• [AIM]:
Every entry here needs to be repeated exactly.

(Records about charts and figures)
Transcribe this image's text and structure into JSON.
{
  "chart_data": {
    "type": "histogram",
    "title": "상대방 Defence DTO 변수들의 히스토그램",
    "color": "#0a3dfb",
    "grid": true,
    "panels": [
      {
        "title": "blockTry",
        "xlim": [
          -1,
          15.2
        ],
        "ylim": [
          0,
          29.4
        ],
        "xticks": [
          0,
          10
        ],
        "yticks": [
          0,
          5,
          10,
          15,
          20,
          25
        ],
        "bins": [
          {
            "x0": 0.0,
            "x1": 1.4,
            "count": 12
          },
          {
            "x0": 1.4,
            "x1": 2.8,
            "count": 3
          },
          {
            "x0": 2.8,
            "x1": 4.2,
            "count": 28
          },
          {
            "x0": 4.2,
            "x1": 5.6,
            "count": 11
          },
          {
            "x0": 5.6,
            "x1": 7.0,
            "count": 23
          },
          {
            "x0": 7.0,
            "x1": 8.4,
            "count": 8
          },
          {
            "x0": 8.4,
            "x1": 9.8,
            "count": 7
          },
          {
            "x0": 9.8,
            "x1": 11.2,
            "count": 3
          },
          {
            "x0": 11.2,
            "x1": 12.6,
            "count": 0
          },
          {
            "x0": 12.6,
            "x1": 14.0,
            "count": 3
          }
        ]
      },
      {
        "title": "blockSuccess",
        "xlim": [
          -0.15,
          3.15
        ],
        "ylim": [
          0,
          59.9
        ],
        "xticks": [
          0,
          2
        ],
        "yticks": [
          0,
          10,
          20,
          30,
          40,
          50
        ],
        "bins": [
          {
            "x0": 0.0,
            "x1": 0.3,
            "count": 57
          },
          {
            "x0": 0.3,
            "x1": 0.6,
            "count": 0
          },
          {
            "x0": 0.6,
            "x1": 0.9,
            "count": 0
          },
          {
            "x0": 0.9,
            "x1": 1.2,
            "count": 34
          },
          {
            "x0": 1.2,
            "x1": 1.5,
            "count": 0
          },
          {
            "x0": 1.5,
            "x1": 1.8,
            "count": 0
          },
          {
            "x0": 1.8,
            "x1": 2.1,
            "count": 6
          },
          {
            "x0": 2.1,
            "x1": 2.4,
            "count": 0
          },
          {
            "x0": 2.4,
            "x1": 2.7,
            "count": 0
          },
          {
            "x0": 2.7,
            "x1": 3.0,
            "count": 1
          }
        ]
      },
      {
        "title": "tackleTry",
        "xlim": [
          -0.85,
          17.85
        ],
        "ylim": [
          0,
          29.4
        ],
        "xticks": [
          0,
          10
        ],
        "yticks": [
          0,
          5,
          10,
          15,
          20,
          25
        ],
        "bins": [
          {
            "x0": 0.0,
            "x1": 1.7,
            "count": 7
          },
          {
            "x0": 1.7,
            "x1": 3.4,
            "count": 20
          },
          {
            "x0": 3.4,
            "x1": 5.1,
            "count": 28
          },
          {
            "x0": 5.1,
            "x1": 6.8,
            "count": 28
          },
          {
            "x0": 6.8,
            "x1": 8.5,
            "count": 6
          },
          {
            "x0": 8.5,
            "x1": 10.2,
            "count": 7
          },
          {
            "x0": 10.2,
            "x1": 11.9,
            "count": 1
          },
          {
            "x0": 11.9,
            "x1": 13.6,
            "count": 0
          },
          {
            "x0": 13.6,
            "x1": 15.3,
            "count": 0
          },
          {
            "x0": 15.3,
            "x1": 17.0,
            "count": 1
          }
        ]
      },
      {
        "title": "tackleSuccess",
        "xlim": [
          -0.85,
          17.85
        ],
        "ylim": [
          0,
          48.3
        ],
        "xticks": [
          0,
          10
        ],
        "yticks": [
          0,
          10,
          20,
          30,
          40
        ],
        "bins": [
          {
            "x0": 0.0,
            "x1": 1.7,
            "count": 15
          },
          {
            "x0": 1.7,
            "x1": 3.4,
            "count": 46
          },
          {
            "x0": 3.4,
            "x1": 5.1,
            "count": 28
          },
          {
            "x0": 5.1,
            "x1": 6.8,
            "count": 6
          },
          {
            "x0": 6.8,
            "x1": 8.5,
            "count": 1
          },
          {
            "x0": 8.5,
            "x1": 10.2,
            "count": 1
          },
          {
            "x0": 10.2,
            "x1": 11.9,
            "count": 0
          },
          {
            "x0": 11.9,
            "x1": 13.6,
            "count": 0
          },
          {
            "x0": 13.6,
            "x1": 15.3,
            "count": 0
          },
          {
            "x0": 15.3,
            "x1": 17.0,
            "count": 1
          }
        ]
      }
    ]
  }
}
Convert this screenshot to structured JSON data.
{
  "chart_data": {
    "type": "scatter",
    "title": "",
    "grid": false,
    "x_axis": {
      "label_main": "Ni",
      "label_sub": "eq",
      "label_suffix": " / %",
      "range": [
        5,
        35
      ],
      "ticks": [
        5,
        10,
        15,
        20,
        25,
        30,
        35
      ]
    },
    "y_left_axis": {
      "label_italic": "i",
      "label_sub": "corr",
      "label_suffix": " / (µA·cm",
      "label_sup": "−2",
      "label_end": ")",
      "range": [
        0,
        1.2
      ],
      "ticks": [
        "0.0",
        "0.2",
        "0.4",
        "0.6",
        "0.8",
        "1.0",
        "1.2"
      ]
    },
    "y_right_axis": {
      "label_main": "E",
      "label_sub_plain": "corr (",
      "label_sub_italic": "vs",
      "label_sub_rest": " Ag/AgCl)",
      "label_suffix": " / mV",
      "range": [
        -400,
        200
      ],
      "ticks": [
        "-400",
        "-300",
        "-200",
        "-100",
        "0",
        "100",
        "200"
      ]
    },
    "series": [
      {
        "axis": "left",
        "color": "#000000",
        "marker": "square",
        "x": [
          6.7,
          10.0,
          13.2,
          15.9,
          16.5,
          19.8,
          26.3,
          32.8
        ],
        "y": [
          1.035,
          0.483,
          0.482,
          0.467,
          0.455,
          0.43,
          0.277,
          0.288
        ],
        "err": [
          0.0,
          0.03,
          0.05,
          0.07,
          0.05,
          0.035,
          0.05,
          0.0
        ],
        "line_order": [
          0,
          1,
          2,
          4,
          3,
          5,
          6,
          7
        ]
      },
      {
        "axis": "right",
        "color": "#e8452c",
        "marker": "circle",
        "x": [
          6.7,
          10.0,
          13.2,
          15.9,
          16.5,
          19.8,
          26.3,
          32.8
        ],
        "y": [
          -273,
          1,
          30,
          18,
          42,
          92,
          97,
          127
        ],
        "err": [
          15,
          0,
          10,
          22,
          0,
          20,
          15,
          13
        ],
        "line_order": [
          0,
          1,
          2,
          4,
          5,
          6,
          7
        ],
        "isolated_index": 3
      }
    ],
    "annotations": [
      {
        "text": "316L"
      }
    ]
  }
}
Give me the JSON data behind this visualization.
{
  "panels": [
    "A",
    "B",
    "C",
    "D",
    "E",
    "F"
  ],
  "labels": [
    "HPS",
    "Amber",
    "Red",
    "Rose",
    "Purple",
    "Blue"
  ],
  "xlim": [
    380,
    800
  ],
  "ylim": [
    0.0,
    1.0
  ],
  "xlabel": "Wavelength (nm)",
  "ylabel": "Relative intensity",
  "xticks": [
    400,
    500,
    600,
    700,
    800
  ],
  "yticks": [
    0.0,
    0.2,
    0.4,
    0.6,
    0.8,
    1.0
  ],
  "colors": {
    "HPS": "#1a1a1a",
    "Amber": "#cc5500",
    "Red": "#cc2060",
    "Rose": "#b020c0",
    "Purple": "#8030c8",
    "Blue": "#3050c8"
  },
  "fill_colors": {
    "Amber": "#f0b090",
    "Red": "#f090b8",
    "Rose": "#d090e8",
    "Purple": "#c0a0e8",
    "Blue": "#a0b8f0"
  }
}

• [ANSWER TO THE EXERCISE]:
Transcribe this image's text and structure into JSON.
{
  "chart_data": {
    "type": "histogram",
    "title": "상대방 Defence DTO 변수들의 히스토그램",
    "color": "#0a3dfb",
    "grid": true,
    "panels": [
      {
        "title": "blockTry",
        "xlim": [
          -1,
          15.2
        ],
        "ylim": [
          0,
          29.4
        ],
        "xticks": [
          0,
          10
        ],
        "yticks": [
          0,
          5,
          10,
          15,
          20,
          25
        ],
        "bins": [
          {
            "x0": 0.0,
            "x1": 1.4,
            "count": 12
          },
          {
            "x0": 1.4,
            "x1": 2.8,
            "count": 3
          },
          {
            "x0": 2.8,
            "x1": 4.2,
            "count": 28
          },
          {
            "x0": 4.2,
            "x1": 5.6,
            "count": 11
          },
          {
            "x0": 5.6,
            "x1": 7.0,
            "count": 23
          },
          {
            "x0": 7.0,
            "x1": 8.4,
            "count": 8
          },
          {
            "x0": 8.4,
            "x1": 9.8,
            "count": 7
          },
          {
            "x0": 9.8,
            "x1": 11.2,
            "count": 3
          },
          {
            "x0": 11.2,
            "x1": 12.6,
            "count": 0
          },
          {
            "x0": 12.6,
            "x1": 14.0,
            "count": 3
          }
        ]
      },
      {
        "title": "blockSuccess",
        "xlim": [
          -0.15,
          3.15
        ],
        "ylim": [
          0,
          59.9
        ],
        "xticks": [
          0,
          2
        ],
        "yticks": [
          0,
          10,
          20,
          30,
          40,
          50
        ],
        "bins": [
          {
            "x0": 0.0,
            "x1": 0.3,
            "count": 57
          },
          {
            "x0": 0.3,
            "x1": 0.6,
            "count": 0
          },
          {
            "x0": 0.6,
            "x1": 0.9,
            "count": 0
          },
          {
            "x0": 0.9,
            "x1": 1.2,
            "count": 34
          },
          {
            "x0": 1.2,
            "x1": 1.5,
            "count": 0
          },
          {
            "x0": 1.5,
            "x1": 1.8,
            "count": 0
          },
          {
            "x0": 1.8,
            "x1": 2.1,
            "count": 6
          },
          {
            "x0": 2.1,
            "x1": 2.4,
            "count": 0
          },
          {
            "x0": 2.4,
            "x1": 2.7,
            "count": 0
          },
          {
            "x0": 2.7,
            "x1": 3.0,
            "count": 1
          }
        ]
      },
      {
        "title": "tackleTry",
        "xlim": [
          -0.85,
          17.85
        ],
        "ylim": [
          0,
          29.4
        ],
        "xticks": [
          0,
          10
        ],
        "yticks": [
          0,
          5,
          10,
          15,
          20,
          25
        ],
        "bins": [
          {
            "x0": 0.0,
            "x1": 1.7,
            "count": 7
          },
          {
            "x0": 1.7,
            "x1": 3.4,
            "count": 20
          },
          {
            "x0": 3.4,
            "x1": 5.1,
            "count": 28
          },
          {
            "x0": 5.1,
            "x1": 6.8,
            "count": 28
          },
          {
            "x0": 6.8,
            "x1": 8.5,
            "count": 6
          },
          {
            "x0": 8.5,
            "x1": 10.2,
            "count": 7
          },
          {
            "x0": 10.2,
            "x1": 11.9,
            "count": 1
          },
          {
            "x0": 11.9,
            "x1": 13.6,
            "count": 0
          },
          {
            "x0": 13.6,
            "x1": 15.3,
            "count": 0
          },
          {
            "x0": 15.3,
            "x1": 17.0,
            "count": 1
          }
        ]
      },
      {
        "title": "tackleSuccess",
        "xlim": [
          -0.85,
          17.85
        ],
        "ylim": [
          0,
          48.3
        ],
        "xticks": [
          0,
          10
        ],
        "yticks": [
          0,
          10,
          20,
          30,
          40
        ],
        "bins": [
          {
            "x0": 0.0,
            "x1": 1.7,
            "count": 15
          },
          {
            "x0": 1.7,
            "x1": 3.4,
            "count": 46
          },
          {
            "x0": 3.4,
            "x1": 5.1,
            "count": 28
          },
          {
            "x0": 5.1,
            "x1": 6.8,
            "count": 6
          },
          {
            "x0": 6.8,
            "x1": 8.5,
            "count": 1
          },
          {
            "x0": 8.5,
            "x1": 10.2,
            "count": 1
          },
          {
            "x0": 10.2,
            "x1": 11.9,
            "count": 0
          },
          {
            "x0": 11.9,
            "x1": 13.6,
            "count": 0
          },
          {
            "x0": 13.6,
            "x1": 15.3,
            "count": 0
          },
          {
            "x0": 15.3,
            "x1": 17.0,
            "count": 1
          }
        ]
      }
    ]
  }
}
Convert this screenshot to structured JSON data.
{
  "chart_data": {
    "type": "scatter",
    "title": "",
    "grid": false,
    "x_axis": {
      "label_main": "Ni",
      "label_sub": "eq",
      "label_suffix": " / %",
      "range": [
        5,
        35
      ],
      "ticks": [
        5,
        10,
        15,
        20,
        25,
        30,
        35
      ]
    },
    "y_left_axis": {
      "label_italic": "i",
      "label_sub": "corr",
      "label_suffix": " / (µA·cm",
      "label_sup": "−2",
      "label_end": ")",
      "range": [
        0,
        1.2
      ],
      "ticks": [
        "0.0",
        "0.2",
        "0.4",
        "0.6",
        "0.8",
        "1.0",
        "1.2"
      ]
    },
    "y_right_axis": {
      "label_main": "E",
      "label_sub_plain": "corr (",
      "label_sub_italic": "vs",
      "label_sub_rest": " Ag/AgCl)",
      "label_suffix": " / mV",
      "range": [
        -400,
        200
      ],
      "ticks": [
        "-400",
        "-300",
        "-200",
        "-100",
        "0",
        "100",
        "200"
      ]
    },
    "series": [
      {
        "axis": "left",
        "color": "#000000",
        "marker": "square",
        "x": [
          6.7,
          10.0,
          13.2,
          15.9,
          16.5,
          19.8,
          26.3,
          32.8
        ],
        "y": [
          1.035,
          0.483,
          0.482,
          0.467,
          0.455,
          0.43,
          0.277,
          0.288
        ],
        "err": [
          0.0,
          0.03,
          0.05,
          0.07,
          0.05,
          0.035,
          0.05,
          0.0
        ],
        "line_order": [
          0,
          1,
          2,
          4,
          3,
          5,
          6,
          7
        ]
      },
      {
        "axis": "right",
        "color": "#e8452c",
        "marker": "circle",
        "x": [
          6.7,
          10.0,
          13.2,
          15.9,
          16.5,
          19.8,
          26.3,
          32.8
        ],
        "y": [
          -273,
          1,
          30,
          18,
          42,
          92,
          97,
          127
        ],
        "err": [
          15,
          0,
          10,
          22,
          0,
          20,
          15,
          13
        ],
        "line_order": [
          0,
          1,
          2,
          4,
          5,
          6,
          7
        ],
        "isolated_index": 3
      }
    ],
    "annotations": [
      {
        "text": "316L"
      }
    ]
  }
}
Give me the JSON data behind this visualization.
{
  "panels": [
    "A",
    "B",
    "C",
    "D",
    "E",
    "F"
  ],
  "labels": [
    "HPS",
    "Amber",
    "Red",
    "Rose",
    "Purple",
    "Blue"
  ],
  "xlim": [
    380,
    800
  ],
  "ylim": [
    0.0,
    1.0
  ],
  "xlabel": "Wavelength (nm)",
  "ylabel": "Relative intensity",
  "xticks": [
    400,
    500,
    600,
    700,
    800
  ],
  "yticks": [
    0.0,
    0.2,
    0.4,
    0.6,
    0.8,
    1.0
  ],
  "colors": {
    "HPS": "#1a1a1a",
    "Amber": "#cc5500",
    "Red": "#cc2060",
    "Rose": "#b020c0",
    "Purple": "#8030c8",
    "Blue": "#3050c8"
  },
  "fill_colors": {
    "Amber": "#f0b090",
    "Red": "#f090b8",
    "Rose": "#d090e8",
    "Purple": "#c0a0e8",
    "Blue": "#a0b8f0"
  }
}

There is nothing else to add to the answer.